EXERCISE TASK » Transcribe the data that follows precisely, omitting nothing.

(Data records)
+ + +

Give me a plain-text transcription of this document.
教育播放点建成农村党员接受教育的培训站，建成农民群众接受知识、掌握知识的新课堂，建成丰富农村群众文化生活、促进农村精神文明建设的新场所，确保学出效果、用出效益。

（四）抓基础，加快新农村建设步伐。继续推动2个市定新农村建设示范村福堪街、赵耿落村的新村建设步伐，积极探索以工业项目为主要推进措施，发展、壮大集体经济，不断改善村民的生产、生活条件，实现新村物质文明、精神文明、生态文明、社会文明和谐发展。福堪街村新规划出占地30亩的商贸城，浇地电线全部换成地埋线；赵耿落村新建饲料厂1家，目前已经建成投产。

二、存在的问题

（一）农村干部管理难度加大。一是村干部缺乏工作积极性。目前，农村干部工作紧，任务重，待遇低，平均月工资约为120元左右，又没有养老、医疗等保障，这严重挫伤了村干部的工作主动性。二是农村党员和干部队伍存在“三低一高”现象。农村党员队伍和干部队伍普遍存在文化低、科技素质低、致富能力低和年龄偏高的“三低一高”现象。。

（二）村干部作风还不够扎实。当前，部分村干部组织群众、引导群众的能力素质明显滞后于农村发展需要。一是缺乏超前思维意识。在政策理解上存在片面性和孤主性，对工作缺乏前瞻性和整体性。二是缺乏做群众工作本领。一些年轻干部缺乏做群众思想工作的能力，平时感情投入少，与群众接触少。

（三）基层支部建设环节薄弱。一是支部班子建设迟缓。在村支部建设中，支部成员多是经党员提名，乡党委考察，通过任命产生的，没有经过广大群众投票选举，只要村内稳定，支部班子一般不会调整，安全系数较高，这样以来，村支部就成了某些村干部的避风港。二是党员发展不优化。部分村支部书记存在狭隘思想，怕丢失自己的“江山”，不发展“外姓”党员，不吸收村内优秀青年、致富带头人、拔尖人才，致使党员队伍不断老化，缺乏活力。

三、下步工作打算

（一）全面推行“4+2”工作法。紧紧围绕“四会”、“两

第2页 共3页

+ + +

WORKED ANSWER »
Give me a plain-text transcription of this document.
教育播放点建成农村党员接受教育的培训站，建成农民群众接受知识、掌握知识的新课堂，建成丰富农村群众文化生活、促进农村精神文明建设的新场所，确保学出效果、用出效益。

（四）抓基础，加快新农村建设步伐。继续推动2个市定新农村建设示范村福堪街、赵耿落村的新村建设步伐，积极探索以工业项目为主要推进措施，发展、壮大集体经济，不断改善村民的生产、生活条件，实现新村物质文明、精神文明、生态文明、社会文明和谐发展。福堪街村新规划出占地30亩的商贸城，浇地电线全部换成地埋线；赵耿落村新建饲料厂1家，目前已经建成投产。

二、存在的问题

（一）农村干部管理难度加大。一是村干部缺乏工作积极性。目前，农村干部工作紧，任务重，待遇低，平均月工资约为120元左右，又没有养老、医疗等保障，这严重挫伤了村干部的工作主动性。二是农村党员和干部队伍存在“三低一高”现象。农村党员队伍和干部队伍普遍存在文化低、科技素质低、致富能力低和年龄偏高的“三低一高”现象。。

（二）村干部作风还不够扎实。当前，部分村干部组织群众、引导群众的能力素质明显滞后于农村发展需要。一是缺乏超前思维意识。在政策理解上存在片面性和孤主性，对工作缺乏前瞻性和整体性。二是缺乏做群众工作本领。一些年轻干部缺乏做群众思想工作的能力，平时感情投入少，与群众接触少。

（三）基层支部建设环节薄弱。一是支部班子建设迟缓。在村支部建设中，支部成员多是经党员提名，乡党委考察，通过任命产生的，没有经过广大群众投票选举，只要村内稳定，支部班子一般不会调整，安全系数较高，这样以来，村支部就成了某些村干部的避风港。二是党员发展不优化。部分村支部书记存在狭隘思想，怕丢失自己的“江山”，不发展“外姓”党员，不吸收村内优秀青年、致富带头人、拔尖人才，致使党员队伍不断老化，缺乏活力。

三、下步工作打算

（一）全面推行“4+2”工作法。紧紧围绕“四会”、“两

第2页 共3页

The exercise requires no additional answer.